>> Start
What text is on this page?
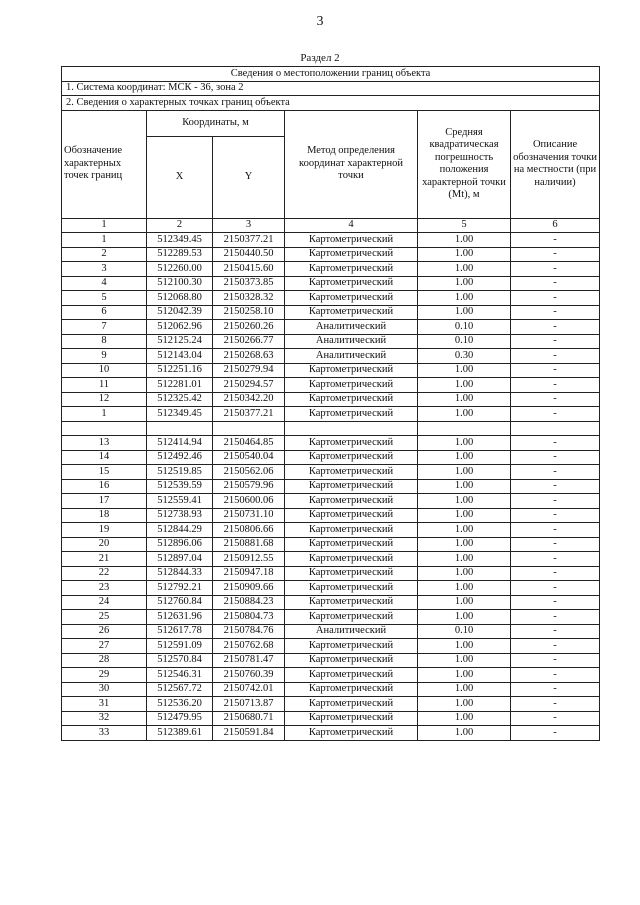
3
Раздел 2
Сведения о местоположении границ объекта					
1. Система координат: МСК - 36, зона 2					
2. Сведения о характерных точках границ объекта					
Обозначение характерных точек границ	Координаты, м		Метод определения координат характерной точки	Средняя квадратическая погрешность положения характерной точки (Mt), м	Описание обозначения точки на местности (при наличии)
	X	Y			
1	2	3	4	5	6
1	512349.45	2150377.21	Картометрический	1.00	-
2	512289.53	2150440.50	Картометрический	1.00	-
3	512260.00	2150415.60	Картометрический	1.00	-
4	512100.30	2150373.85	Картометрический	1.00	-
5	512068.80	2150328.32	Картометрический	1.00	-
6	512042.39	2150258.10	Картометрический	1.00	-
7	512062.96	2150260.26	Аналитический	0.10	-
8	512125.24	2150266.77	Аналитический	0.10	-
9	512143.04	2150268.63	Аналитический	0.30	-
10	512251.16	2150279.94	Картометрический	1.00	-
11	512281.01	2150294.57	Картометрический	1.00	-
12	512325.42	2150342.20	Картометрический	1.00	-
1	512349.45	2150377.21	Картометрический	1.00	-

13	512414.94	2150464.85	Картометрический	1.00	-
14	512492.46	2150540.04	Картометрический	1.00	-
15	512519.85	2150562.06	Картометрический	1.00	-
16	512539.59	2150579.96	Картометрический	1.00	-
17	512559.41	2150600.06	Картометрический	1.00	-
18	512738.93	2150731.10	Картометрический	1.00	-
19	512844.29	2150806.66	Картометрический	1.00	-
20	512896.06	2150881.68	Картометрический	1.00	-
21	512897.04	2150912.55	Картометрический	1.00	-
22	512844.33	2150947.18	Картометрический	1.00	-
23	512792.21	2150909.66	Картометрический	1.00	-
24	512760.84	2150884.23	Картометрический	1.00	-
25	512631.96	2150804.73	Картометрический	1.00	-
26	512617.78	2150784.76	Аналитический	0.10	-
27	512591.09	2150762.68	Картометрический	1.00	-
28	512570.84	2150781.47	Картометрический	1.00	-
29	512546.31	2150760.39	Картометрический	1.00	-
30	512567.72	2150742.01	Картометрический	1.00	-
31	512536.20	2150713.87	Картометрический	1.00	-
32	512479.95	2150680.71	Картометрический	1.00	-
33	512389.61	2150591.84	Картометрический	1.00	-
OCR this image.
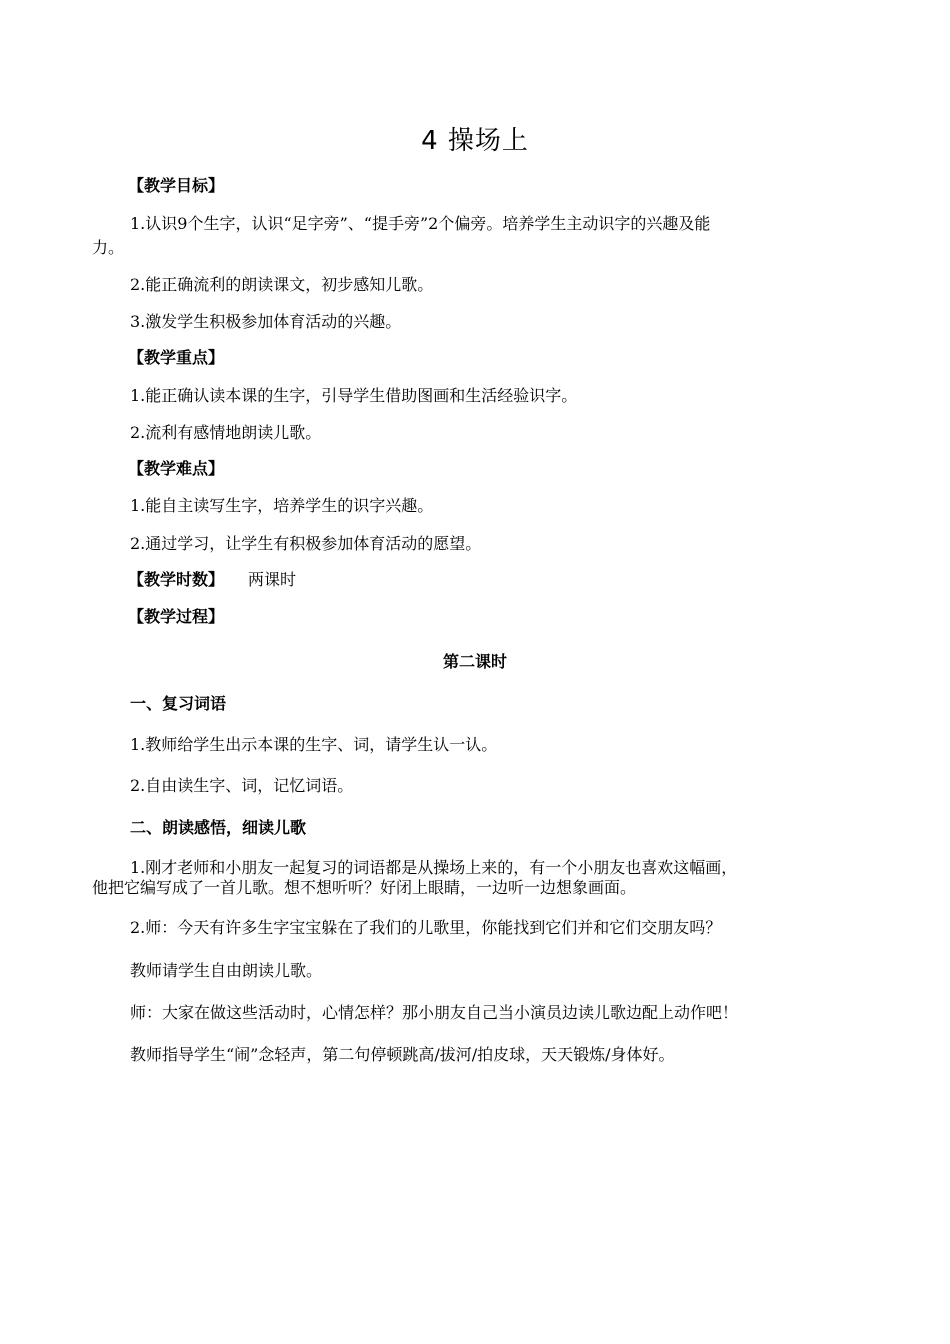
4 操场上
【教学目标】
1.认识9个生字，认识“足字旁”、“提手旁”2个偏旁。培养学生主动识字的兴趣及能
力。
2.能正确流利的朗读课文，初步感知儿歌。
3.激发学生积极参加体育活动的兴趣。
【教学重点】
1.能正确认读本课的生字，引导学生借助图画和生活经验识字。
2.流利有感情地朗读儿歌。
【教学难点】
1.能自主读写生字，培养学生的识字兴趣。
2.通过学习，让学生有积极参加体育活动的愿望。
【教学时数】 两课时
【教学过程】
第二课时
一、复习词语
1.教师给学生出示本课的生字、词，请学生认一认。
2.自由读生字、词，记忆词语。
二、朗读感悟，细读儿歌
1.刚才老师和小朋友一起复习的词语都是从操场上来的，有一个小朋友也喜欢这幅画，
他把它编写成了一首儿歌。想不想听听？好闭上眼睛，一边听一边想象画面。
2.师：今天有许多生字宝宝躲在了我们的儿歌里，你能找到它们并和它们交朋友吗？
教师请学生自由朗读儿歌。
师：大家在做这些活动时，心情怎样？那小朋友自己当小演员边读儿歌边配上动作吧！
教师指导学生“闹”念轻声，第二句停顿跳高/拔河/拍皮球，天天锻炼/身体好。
>> End
| PROBLEM DESCRIPTION |
All of the entries need to be transcribed word for word; pictures are left out.

| RESULT OF THIS TASK |
What text is on this page?
3
Раздел 2
Сведения о местоположении границ объекта					
1. Система координат: МСК - 36, зона 2					
2. Сведения о характерных точках границ объекта					
Обозначение характерных точек границ	Координаты, м		Метод определения координат характерной точки	Средняя квадратическая погрешность положения характерной точки (Mt), м	Описание обозначения точки на местности (при наличии)
	X	Y			
1	2	3	4	5	6
1	512349.45	2150377.21	Картометрический	1.00	-
2	512289.53	2150440.50	Картометрический	1.00	-
3	512260.00	2150415.60	Картометрический	1.00	-
4	512100.30	2150373.85	Картометрический	1.00	-
5	512068.80	2150328.32	Картометрический	1.00	-
6	512042.39	2150258.10	Картометрический	1.00	-
7	512062.96	2150260.26	Аналитический	0.10	-
8	512125.24	2150266.77	Аналитический	0.10	-
9	512143.04	2150268.63	Аналитический	0.30	-
10	512251.16	2150279.94	Картометрический	1.00	-
11	512281.01	2150294.57	Картометрический	1.00	-
12	512325.42	2150342.20	Картометрический	1.00	-
1	512349.45	2150377.21	Картометрический	1.00	-

13	512414.94	2150464.85	Картометрический	1.00	-
14	512492.46	2150540.04	Картометрический	1.00	-
15	512519.85	2150562.06	Картометрический	1.00	-
16	512539.59	2150579.96	Картометрический	1.00	-
17	512559.41	2150600.06	Картометрический	1.00	-
18	512738.93	2150731.10	Картометрический	1.00	-
19	512844.29	2150806.66	Картометрический	1.00	-
20	512896.06	2150881.68	Картометрический	1.00	-
21	512897.04	2150912.55	Картометрический	1.00	-
22	512844.33	2150947.18	Картометрический	1.00	-
23	512792.21	2150909.66	Картометрический	1.00	-
24	512760.84	2150884.23	Картометрический	1.00	-
25	512631.96	2150804.73	Картометрический	1.00	-
26	512617.78	2150784.76	Аналитический	0.10	-
27	512591.09	2150762.68	Картометрический	1.00	-
28	512570.84	2150781.47	Картометрический	1.00	-
29	512546.31	2150760.39	Картометрический	1.00	-
30	512567.72	2150742.01	Картометрический	1.00	-
31	512536.20	2150713.87	Картометрический	1.00	-
32	512479.95	2150680.71	Картометрический	1.00	-
33	512389.61	2150591.84	Картометрический	1.00	-
OCR this image.
4 操场上
【教学目标】
1.认识9个生字，认识“足字旁”、“提手旁”2个偏旁。培养学生主动识字的兴趣及能
力。
2.能正确流利的朗读课文，初步感知儿歌。
3.激发学生积极参加体育活动的兴趣。
【教学重点】
1.能正确认读本课的生字，引导学生借助图画和生活经验识字。
2.流利有感情地朗读儿歌。
【教学难点】
1.能自主读写生字，培养学生的识字兴趣。
2.通过学习，让学生有积极参加体育活动的愿望。
【教学时数】 两课时
【教学过程】
第二课时
一、复习词语
1.教师给学生出示本课的生字、词，请学生认一认。
2.自由读生字、词，记忆词语。
二、朗读感悟，细读儿歌
1.刚才老师和小朋友一起复习的词语都是从操场上来的，有一个小朋友也喜欢这幅画，
他把它编写成了一首儿歌。想不想听听？好闭上眼睛，一边听一边想象画面。
2.师：今天有许多生字宝宝躲在了我们的儿歌里，你能找到它们并和它们交朋友吗？
教师请学生自由朗读儿歌。
师：大家在做这些活动时，心情怎样？那小朋友自己当小演员边读儿歌边配上动作吧！
教师指导学生“闹”念轻声，第二句停顿跳高/拔河/拍皮球，天天锻炼/身体好。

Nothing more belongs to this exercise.